Saved entries
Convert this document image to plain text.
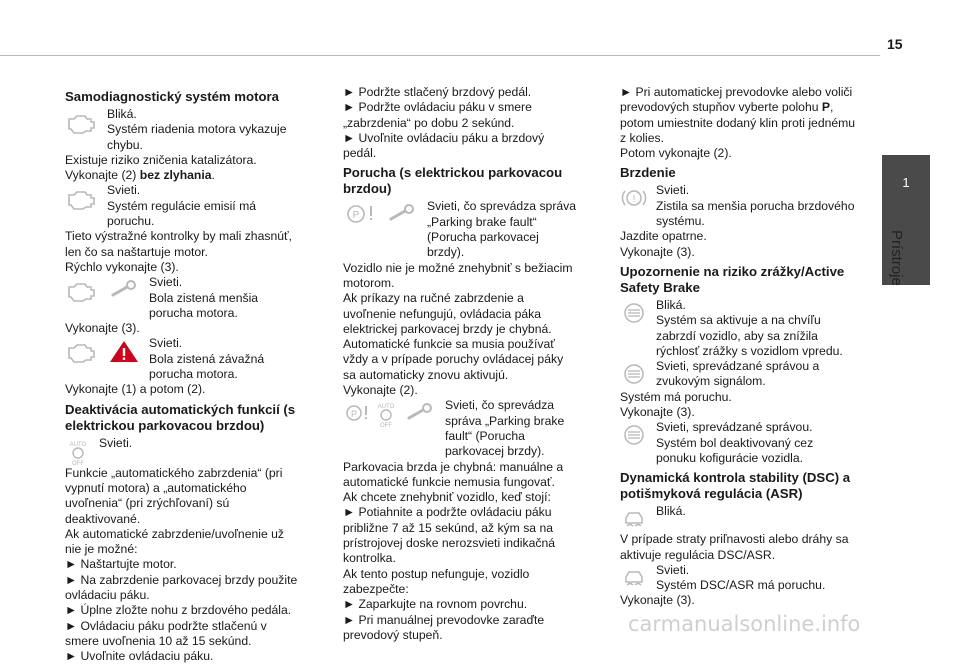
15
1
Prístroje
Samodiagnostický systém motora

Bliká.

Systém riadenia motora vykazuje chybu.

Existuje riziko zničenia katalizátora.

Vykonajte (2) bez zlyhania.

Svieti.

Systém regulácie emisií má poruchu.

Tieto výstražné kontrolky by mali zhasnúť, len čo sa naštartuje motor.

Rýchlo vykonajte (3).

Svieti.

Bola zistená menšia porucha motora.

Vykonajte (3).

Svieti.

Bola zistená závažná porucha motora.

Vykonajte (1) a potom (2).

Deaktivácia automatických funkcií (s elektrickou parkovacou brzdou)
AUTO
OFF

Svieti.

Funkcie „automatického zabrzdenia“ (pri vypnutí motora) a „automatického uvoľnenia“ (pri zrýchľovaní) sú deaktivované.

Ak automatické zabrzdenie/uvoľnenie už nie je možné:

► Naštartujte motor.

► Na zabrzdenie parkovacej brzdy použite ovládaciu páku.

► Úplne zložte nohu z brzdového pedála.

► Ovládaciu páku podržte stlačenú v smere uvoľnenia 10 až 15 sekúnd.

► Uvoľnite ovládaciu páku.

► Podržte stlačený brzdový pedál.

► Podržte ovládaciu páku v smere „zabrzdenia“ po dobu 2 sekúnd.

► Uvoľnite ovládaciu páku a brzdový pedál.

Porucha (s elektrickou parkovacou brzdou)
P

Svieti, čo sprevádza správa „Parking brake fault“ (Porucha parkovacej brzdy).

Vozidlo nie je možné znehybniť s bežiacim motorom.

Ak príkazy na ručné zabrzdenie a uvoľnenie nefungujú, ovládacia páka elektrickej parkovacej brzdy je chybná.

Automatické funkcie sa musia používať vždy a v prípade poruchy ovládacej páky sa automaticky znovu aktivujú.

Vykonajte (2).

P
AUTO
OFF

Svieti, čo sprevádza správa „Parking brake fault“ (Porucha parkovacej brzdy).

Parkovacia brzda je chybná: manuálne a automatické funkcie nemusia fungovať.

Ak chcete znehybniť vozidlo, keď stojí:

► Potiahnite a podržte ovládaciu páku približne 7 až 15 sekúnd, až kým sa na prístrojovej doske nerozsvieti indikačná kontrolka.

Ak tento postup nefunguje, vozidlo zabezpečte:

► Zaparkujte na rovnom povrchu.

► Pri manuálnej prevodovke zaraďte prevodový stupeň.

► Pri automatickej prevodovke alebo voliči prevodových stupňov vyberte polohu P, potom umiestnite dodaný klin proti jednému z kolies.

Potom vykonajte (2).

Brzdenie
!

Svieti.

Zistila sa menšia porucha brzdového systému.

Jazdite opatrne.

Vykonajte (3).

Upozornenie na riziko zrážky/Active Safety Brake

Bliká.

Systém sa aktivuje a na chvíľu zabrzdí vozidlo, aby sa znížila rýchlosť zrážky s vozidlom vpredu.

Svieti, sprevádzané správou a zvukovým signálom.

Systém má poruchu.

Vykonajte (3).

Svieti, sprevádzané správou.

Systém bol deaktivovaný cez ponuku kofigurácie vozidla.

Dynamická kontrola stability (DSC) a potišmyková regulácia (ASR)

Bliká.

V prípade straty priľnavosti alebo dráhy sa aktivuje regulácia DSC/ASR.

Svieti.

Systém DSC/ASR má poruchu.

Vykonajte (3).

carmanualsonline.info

---

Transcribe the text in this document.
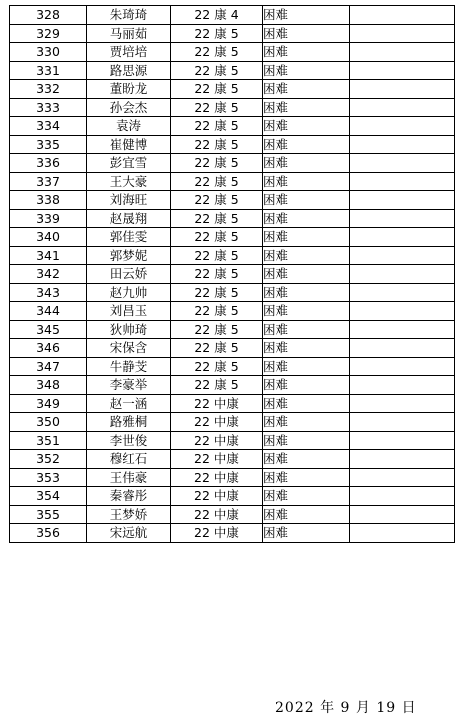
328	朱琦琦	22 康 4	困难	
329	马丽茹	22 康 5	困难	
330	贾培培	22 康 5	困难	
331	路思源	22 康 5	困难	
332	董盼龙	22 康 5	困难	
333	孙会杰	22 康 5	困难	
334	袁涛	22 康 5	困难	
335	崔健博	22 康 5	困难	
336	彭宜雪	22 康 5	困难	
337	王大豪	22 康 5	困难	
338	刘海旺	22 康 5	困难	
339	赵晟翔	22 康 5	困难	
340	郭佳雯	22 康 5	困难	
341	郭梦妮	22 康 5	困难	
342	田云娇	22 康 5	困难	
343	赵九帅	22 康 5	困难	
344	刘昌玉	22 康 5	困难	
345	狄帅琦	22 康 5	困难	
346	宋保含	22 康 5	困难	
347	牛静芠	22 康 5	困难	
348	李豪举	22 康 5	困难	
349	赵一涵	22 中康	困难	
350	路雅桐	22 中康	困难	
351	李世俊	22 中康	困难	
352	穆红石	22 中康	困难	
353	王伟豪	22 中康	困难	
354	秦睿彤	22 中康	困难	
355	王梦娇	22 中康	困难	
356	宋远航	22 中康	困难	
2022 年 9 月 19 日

==

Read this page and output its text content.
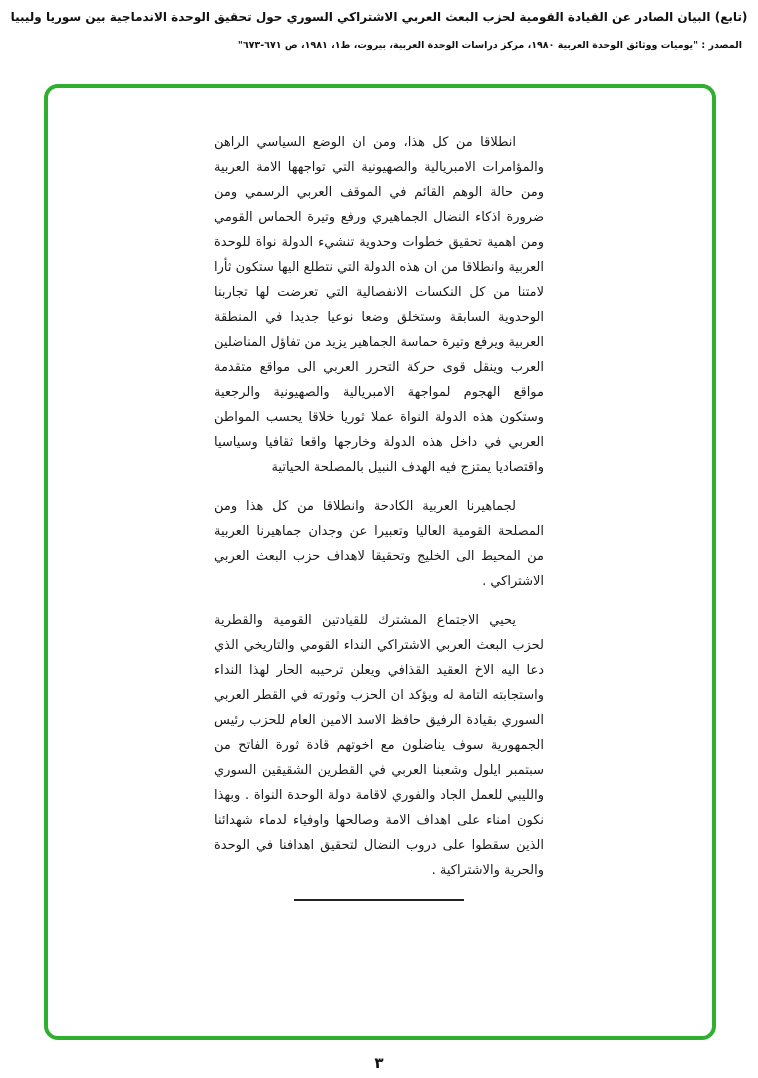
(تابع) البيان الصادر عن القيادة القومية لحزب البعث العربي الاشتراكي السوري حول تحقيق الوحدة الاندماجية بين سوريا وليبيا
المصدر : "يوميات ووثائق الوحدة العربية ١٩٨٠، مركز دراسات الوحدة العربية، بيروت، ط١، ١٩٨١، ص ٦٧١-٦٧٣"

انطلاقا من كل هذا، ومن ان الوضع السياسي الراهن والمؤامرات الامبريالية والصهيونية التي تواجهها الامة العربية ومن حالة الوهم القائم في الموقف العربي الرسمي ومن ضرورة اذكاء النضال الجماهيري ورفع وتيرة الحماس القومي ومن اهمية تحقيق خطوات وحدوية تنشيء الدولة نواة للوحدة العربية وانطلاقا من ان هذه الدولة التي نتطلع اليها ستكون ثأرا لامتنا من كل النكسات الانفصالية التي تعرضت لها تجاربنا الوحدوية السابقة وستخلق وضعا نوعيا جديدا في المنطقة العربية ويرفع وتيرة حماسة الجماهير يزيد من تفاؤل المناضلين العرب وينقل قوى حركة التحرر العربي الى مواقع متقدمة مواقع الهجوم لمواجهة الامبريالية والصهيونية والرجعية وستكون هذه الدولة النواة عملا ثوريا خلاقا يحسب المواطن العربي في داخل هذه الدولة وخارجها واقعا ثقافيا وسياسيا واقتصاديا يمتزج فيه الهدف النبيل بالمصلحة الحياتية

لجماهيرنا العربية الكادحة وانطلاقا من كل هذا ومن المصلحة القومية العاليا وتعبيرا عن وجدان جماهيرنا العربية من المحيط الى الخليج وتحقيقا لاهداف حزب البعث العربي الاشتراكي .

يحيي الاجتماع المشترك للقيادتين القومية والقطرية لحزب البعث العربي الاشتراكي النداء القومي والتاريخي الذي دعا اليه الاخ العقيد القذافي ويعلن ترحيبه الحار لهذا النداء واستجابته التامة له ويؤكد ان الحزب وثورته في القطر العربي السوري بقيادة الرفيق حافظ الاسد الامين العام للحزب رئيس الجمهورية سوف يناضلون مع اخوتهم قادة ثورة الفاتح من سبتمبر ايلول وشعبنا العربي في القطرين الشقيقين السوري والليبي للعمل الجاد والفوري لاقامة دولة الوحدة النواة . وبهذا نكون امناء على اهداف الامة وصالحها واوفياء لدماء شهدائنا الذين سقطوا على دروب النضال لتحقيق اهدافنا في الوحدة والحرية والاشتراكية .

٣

What is asked → Find the lines containing "الوحدة" and pull them out.

Task result →
(تابع) البيان الصادر عن القيادة القومية لحزب البعث العربي الاشتراكي السوري حول تحقيق الوحدة الاندماجية بين سوريا وليبيا
المصدر : "يوميات ووثائق الوحدة العربية ١٩٨٠، مركز دراسات الوحدة العربية، بيروت، ط١، ١٩٨١، ص ٦٧١-٦٧٣"
يحيي الاجتماع المشترك للقيادتين القومية والقطرية لحزب البعث العربي الاشتراكي النداء القومي والتاريخي الذي دعا اليه الاخ العقيد القذافي ويعلن ترحيبه الحار لهذا النداء واستجابته التامة له ويؤكد ان الحزب وثورته في القطر العربي السوري بقيادة الرفيق حافظ الاسد الامين العام للحزب رئيس الجمهورية سوف يناضلون مع اخوتهم قادة ثورة الفاتح من سبتمبر ايلول وشعبنا العربي في القطرين الشقيقين السوري والليبي للعمل الجاد والفوري لاقامة دولة الوحدة النواة . وبهذا نكون امناء على اهداف الامة وصالحها واوفياء لدماء شهدائنا الذين سقطوا على دروب النضال لتحقيق اهدافنا في الوحدة والحرية والاشتراكية .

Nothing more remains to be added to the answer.